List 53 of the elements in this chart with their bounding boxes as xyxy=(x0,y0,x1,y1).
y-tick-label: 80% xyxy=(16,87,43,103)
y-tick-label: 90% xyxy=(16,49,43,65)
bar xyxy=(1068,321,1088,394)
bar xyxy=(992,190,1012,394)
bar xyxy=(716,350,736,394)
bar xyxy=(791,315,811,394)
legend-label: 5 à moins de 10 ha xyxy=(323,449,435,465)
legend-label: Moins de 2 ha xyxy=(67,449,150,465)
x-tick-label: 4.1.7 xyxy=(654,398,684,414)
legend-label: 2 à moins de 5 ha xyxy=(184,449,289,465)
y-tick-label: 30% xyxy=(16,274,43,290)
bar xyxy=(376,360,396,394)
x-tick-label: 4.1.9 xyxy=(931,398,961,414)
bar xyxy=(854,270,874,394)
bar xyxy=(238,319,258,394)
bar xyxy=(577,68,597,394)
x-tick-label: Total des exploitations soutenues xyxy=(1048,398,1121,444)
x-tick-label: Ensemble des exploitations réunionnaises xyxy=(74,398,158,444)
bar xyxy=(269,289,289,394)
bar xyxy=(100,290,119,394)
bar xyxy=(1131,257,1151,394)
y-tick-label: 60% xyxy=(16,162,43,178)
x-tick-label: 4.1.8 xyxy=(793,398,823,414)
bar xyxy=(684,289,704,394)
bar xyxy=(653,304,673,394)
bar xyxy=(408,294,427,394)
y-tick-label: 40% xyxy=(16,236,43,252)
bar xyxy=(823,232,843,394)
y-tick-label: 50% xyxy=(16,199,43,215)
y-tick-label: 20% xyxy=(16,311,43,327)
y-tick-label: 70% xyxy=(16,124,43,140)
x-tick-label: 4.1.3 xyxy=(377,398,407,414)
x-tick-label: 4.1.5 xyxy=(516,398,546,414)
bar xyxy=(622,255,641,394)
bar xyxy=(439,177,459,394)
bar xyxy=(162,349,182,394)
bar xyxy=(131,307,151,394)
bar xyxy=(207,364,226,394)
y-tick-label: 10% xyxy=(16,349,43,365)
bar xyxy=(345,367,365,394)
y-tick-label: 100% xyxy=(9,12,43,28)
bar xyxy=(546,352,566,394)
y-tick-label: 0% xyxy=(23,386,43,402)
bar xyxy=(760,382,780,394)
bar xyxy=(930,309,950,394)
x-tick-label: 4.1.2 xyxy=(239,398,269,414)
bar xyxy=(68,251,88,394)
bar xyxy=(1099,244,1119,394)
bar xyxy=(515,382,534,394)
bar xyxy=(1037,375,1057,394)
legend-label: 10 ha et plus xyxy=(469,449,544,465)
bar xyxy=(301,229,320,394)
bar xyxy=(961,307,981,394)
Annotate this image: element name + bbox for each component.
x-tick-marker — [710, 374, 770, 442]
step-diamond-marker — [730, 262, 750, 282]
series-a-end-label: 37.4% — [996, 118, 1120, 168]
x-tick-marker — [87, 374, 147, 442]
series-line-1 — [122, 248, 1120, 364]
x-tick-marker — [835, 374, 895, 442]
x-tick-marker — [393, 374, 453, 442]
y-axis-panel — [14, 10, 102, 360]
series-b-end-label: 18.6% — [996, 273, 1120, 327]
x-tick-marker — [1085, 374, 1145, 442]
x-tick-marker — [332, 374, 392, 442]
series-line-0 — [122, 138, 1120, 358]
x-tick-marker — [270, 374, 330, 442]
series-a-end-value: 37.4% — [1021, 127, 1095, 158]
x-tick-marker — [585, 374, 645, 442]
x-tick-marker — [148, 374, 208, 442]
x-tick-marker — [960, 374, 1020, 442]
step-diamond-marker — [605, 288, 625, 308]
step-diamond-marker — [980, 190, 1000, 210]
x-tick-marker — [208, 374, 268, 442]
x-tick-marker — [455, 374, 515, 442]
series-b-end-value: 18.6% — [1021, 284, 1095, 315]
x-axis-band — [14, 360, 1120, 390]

#### Objective
Copy out every line of the records above without changing any character.

#### Task solution
List 53 of the elements in this chart with their bounding boxes as xyxy=(x0,y0,x1,y1).
y-tick-label: 80% xyxy=(16,87,43,103)
y-tick-label: 90% xyxy=(16,49,43,65)
bar xyxy=(1068,321,1088,394)
bar xyxy=(992,190,1012,394)
bar xyxy=(716,350,736,394)
bar xyxy=(791,315,811,394)
legend-label: 5 à moins de 10 ha xyxy=(323,449,435,465)
legend-label: Moins de 2 ha xyxy=(67,449,150,465)
x-tick-label: 4.1.7 xyxy=(654,398,684,414)
legend-label: 2 à moins de 5 ha xyxy=(184,449,289,465)
y-tick-label: 30% xyxy=(16,274,43,290)
bar xyxy=(376,360,396,394)
x-tick-label: 4.1.9 xyxy=(931,398,961,414)
bar xyxy=(854,270,874,394)
bar xyxy=(238,319,258,394)
bar xyxy=(577,68,597,394)
x-tick-label: Total des exploitations soutenues xyxy=(1048,398,1121,444)
x-tick-label: Ensemble des exploitations réunionnaises xyxy=(74,398,158,444)
bar xyxy=(269,289,289,394)
bar xyxy=(100,290,119,394)
bar xyxy=(1131,257,1151,394)
y-tick-label: 60% xyxy=(16,162,43,178)
x-tick-label: 4.1.8 xyxy=(793,398,823,414)
bar xyxy=(684,289,704,394)
bar xyxy=(653,304,673,394)
bar xyxy=(408,294,427,394)
y-tick-label: 40% xyxy=(16,236,43,252)
bar xyxy=(823,232,843,394)
y-tick-label: 50% xyxy=(16,199,43,215)
y-tick-label: 20% xyxy=(16,311,43,327)
y-tick-label: 70% xyxy=(16,124,43,140)
x-tick-label: 4.1.3 xyxy=(377,398,407,414)
x-tick-label: 4.1.5 xyxy=(516,398,546,414)
bar xyxy=(622,255,641,394)
bar xyxy=(439,177,459,394)
bar xyxy=(162,349,182,394)
bar xyxy=(131,307,151,394)
bar xyxy=(207,364,226,394)
y-tick-label: 10% xyxy=(16,349,43,365)
bar xyxy=(345,367,365,394)
y-tick-label: 100% xyxy=(9,12,43,28)
bar xyxy=(546,352,566,394)
y-tick-label: 0% xyxy=(23,386,43,402)
bar xyxy=(760,382,780,394)
bar xyxy=(930,309,950,394)
x-tick-label: 4.1.2 xyxy=(239,398,269,414)
bar xyxy=(68,251,88,394)
bar xyxy=(1099,244,1119,394)
bar xyxy=(515,382,534,394)
bar xyxy=(1037,375,1057,394)
legend-label: 10 ha et plus xyxy=(469,449,544,465)
bar xyxy=(301,229,320,394)
bar xyxy=(961,307,981,394)
Annotate this image: element name + bbox for each component.
x-tick-marker — [710, 374, 770, 442]
step-diamond-marker — [730, 262, 750, 282]
series-a-end-label: 37.4% — [996, 118, 1120, 168]
x-tick-marker — [87, 374, 147, 442]
series-line-1 — [122, 248, 1120, 364]
x-tick-marker — [835, 374, 895, 442]
x-tick-marker — [393, 374, 453, 442]
y-axis-panel — [14, 10, 102, 360]
series-b-end-label: 18.6% — [996, 273, 1120, 327]
x-tick-marker — [1085, 374, 1145, 442]
x-tick-marker — [332, 374, 392, 442]
series-line-0 — [122, 138, 1120, 358]
x-tick-marker — [270, 374, 330, 442]
series-a-end-value: 37.4% — [1021, 127, 1095, 158]
x-tick-marker — [585, 374, 645, 442]
x-tick-marker — [148, 374, 208, 442]
x-tick-marker — [960, 374, 1020, 442]
step-diamond-marker — [605, 288, 625, 308]
step-diamond-marker — [980, 190, 1000, 210]
x-tick-marker — [208, 374, 268, 442]
x-tick-marker — [455, 374, 515, 442]
series-b-end-value: 18.6% — [1021, 284, 1095, 315]
x-axis-band — [14, 360, 1120, 390]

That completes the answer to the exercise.